* Start DATA SUPPLIED *

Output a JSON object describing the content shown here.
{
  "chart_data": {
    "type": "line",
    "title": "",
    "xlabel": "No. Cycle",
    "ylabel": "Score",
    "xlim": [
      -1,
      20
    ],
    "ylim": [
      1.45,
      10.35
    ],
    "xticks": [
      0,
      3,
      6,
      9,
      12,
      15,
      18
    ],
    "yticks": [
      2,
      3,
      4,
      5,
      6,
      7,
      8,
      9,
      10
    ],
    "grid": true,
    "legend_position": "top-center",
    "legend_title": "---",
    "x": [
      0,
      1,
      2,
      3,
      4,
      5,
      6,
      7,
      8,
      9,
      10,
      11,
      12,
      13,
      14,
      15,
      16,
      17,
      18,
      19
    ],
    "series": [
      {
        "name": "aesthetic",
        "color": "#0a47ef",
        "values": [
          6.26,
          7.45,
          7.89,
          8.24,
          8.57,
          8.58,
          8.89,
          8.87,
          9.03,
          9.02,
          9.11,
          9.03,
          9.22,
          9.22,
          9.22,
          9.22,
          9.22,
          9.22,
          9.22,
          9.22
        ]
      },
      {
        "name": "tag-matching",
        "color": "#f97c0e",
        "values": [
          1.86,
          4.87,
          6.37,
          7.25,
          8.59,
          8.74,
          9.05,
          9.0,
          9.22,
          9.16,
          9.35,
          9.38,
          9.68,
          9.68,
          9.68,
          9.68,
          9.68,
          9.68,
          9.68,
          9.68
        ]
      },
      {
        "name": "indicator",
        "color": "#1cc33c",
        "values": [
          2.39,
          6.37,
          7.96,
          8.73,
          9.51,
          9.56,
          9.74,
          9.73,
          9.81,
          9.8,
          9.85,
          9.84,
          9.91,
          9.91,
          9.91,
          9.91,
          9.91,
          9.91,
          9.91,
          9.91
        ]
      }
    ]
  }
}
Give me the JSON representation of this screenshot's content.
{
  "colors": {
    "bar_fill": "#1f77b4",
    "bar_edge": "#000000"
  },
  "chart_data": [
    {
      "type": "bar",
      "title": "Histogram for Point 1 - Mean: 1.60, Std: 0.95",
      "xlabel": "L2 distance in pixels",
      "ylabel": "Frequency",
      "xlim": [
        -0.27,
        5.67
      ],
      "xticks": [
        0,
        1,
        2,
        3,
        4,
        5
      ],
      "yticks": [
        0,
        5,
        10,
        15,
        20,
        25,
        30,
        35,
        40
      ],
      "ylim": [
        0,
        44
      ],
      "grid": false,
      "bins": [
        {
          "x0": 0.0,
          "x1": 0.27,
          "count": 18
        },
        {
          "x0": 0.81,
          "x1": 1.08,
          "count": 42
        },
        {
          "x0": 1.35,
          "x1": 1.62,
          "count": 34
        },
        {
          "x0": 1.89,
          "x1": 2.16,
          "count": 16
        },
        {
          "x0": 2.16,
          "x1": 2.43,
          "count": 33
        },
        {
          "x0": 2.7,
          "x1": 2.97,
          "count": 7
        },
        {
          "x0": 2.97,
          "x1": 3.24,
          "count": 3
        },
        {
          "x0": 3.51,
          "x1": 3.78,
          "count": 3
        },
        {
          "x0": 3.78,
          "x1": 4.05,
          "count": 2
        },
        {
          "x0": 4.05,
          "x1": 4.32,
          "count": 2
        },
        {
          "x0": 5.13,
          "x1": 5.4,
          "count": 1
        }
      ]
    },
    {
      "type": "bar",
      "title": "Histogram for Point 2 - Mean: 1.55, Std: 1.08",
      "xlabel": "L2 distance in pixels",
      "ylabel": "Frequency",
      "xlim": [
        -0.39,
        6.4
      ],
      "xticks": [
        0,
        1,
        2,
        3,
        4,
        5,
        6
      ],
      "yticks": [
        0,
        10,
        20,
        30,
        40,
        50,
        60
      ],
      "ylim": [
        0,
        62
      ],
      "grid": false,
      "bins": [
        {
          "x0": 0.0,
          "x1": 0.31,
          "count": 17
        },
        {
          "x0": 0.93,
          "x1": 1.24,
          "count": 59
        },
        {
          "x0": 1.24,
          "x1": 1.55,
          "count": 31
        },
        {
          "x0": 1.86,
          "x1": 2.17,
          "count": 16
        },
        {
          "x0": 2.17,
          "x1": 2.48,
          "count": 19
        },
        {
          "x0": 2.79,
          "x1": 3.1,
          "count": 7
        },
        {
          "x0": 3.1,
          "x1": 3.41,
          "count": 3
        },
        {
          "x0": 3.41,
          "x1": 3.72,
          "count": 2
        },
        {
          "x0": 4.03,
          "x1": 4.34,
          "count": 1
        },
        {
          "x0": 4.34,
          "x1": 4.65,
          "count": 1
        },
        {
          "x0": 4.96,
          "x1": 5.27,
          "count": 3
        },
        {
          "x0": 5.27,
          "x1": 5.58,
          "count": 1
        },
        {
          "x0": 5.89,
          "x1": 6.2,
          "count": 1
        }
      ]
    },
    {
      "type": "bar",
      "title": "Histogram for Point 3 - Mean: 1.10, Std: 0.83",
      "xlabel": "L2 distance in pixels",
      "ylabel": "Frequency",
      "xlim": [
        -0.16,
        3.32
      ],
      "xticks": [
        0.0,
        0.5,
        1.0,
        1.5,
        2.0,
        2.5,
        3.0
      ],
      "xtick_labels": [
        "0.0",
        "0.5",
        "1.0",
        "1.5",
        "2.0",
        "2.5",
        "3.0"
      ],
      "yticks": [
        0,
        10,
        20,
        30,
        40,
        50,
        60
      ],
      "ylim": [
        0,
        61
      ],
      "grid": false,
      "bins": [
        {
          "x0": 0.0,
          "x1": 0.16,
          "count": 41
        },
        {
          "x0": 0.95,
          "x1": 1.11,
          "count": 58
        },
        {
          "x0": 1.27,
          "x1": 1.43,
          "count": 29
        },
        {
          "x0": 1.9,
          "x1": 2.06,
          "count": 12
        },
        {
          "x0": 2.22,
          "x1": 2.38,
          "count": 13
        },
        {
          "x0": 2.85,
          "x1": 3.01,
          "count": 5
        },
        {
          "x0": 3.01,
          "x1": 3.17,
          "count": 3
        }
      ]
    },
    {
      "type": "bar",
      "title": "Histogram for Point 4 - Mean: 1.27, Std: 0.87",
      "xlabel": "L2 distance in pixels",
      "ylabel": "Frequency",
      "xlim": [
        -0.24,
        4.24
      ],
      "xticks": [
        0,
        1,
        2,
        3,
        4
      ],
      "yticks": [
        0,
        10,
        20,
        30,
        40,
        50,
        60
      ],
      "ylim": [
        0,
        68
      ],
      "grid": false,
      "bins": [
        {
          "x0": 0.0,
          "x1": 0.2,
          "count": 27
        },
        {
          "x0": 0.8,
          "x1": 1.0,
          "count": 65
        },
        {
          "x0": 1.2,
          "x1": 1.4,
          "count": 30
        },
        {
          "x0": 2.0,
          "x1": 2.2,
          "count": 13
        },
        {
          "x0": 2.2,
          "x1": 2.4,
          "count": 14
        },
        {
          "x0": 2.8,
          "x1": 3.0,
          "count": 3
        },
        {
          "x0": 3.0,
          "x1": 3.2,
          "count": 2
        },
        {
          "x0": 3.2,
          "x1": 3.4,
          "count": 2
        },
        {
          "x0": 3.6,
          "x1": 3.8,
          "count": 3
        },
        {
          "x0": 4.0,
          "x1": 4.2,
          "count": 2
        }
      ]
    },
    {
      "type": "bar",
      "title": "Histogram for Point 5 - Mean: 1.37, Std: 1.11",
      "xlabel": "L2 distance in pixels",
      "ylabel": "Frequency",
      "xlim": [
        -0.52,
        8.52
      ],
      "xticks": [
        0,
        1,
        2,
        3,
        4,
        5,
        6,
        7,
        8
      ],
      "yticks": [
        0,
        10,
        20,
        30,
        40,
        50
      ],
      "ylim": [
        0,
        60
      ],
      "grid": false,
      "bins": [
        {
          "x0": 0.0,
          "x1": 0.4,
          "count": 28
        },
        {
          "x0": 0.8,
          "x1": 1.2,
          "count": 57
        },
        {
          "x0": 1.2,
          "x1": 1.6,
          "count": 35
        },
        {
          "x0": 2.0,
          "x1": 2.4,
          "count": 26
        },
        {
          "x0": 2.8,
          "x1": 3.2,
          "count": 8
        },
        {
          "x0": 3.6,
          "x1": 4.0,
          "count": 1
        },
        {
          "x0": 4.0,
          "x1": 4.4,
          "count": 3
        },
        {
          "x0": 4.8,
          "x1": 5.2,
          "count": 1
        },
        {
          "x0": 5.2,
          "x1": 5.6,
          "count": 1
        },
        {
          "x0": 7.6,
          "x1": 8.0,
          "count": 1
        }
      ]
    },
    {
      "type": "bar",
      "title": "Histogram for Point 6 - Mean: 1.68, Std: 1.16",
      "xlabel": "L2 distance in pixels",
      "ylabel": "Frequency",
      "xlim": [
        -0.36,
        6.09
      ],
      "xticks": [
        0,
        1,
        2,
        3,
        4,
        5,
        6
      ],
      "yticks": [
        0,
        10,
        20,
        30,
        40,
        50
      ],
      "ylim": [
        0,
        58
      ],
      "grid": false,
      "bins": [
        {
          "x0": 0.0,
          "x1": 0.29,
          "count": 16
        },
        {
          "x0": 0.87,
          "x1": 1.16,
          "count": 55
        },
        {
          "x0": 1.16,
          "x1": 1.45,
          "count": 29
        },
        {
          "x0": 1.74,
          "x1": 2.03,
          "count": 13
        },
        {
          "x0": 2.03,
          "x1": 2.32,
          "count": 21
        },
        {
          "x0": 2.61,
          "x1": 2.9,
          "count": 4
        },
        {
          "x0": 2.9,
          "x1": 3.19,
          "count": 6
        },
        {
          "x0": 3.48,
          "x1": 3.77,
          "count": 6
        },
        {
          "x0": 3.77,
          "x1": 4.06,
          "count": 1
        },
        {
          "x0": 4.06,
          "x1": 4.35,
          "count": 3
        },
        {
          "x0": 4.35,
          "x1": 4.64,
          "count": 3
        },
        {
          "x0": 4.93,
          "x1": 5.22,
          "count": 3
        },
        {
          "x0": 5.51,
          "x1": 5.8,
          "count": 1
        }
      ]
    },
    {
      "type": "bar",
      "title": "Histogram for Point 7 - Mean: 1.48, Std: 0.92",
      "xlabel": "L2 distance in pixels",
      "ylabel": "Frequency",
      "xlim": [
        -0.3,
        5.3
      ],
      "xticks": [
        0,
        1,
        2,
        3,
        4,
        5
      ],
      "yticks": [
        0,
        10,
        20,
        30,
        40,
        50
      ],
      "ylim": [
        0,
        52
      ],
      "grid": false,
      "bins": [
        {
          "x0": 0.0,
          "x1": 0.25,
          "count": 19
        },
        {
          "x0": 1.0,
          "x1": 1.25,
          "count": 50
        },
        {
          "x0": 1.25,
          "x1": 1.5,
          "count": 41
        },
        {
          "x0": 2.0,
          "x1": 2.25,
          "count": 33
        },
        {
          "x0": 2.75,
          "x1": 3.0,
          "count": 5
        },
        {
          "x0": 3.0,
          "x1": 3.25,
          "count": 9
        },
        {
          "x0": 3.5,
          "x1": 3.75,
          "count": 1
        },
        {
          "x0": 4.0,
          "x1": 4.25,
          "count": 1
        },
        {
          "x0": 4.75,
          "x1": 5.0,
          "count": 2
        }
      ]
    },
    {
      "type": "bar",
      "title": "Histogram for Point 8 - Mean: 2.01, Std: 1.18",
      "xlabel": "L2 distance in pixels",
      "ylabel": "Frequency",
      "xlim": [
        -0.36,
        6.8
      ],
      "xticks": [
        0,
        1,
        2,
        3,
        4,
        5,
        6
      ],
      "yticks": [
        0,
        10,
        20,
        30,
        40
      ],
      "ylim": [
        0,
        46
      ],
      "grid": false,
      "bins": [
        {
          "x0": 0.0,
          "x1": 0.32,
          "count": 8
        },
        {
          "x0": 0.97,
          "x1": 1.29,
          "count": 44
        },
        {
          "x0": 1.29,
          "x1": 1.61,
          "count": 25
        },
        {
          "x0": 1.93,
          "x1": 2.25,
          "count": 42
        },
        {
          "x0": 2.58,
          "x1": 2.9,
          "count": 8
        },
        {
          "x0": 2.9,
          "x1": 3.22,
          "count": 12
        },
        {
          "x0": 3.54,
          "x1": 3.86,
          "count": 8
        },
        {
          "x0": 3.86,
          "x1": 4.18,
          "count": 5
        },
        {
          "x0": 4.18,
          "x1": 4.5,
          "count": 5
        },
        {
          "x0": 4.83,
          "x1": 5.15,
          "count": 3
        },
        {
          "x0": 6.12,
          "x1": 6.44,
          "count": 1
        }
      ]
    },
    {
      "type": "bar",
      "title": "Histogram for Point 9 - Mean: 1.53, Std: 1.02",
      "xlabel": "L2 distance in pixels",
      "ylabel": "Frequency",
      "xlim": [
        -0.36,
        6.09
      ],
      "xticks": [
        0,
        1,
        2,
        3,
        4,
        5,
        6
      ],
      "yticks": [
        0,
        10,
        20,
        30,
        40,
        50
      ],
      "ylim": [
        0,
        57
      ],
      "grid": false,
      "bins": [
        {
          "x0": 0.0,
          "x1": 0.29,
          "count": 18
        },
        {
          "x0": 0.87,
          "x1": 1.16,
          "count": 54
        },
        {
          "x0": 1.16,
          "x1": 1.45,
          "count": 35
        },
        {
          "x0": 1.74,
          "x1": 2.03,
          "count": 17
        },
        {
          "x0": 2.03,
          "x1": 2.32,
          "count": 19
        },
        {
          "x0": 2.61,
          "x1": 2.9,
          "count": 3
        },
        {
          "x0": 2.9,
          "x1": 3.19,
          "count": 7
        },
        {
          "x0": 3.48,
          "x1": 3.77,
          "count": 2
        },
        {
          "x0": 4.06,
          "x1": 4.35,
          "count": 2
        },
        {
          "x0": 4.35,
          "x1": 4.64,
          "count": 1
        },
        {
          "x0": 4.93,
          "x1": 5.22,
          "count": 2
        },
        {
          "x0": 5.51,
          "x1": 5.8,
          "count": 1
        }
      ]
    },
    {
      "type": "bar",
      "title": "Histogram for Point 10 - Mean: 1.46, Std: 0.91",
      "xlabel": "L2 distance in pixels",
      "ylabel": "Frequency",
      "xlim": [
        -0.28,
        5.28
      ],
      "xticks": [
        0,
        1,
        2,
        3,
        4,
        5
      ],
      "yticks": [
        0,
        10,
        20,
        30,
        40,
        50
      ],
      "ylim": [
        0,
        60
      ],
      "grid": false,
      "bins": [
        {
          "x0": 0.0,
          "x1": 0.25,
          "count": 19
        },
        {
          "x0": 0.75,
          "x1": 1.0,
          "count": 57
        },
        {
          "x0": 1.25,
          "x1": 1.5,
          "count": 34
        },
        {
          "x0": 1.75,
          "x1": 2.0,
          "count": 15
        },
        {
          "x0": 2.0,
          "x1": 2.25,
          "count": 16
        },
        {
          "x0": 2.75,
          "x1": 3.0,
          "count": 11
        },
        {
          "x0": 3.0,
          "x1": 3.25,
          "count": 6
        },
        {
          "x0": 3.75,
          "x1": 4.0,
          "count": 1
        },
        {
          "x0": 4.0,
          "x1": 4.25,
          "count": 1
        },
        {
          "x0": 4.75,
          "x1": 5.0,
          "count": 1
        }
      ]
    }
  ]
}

* End DATA SUPPLIED *

- EXERCISE DESCRIPTION:
Above are some records. Count the lines among them with the word "content", and answer with the number only.

- WRITTEN SOLUTION:
2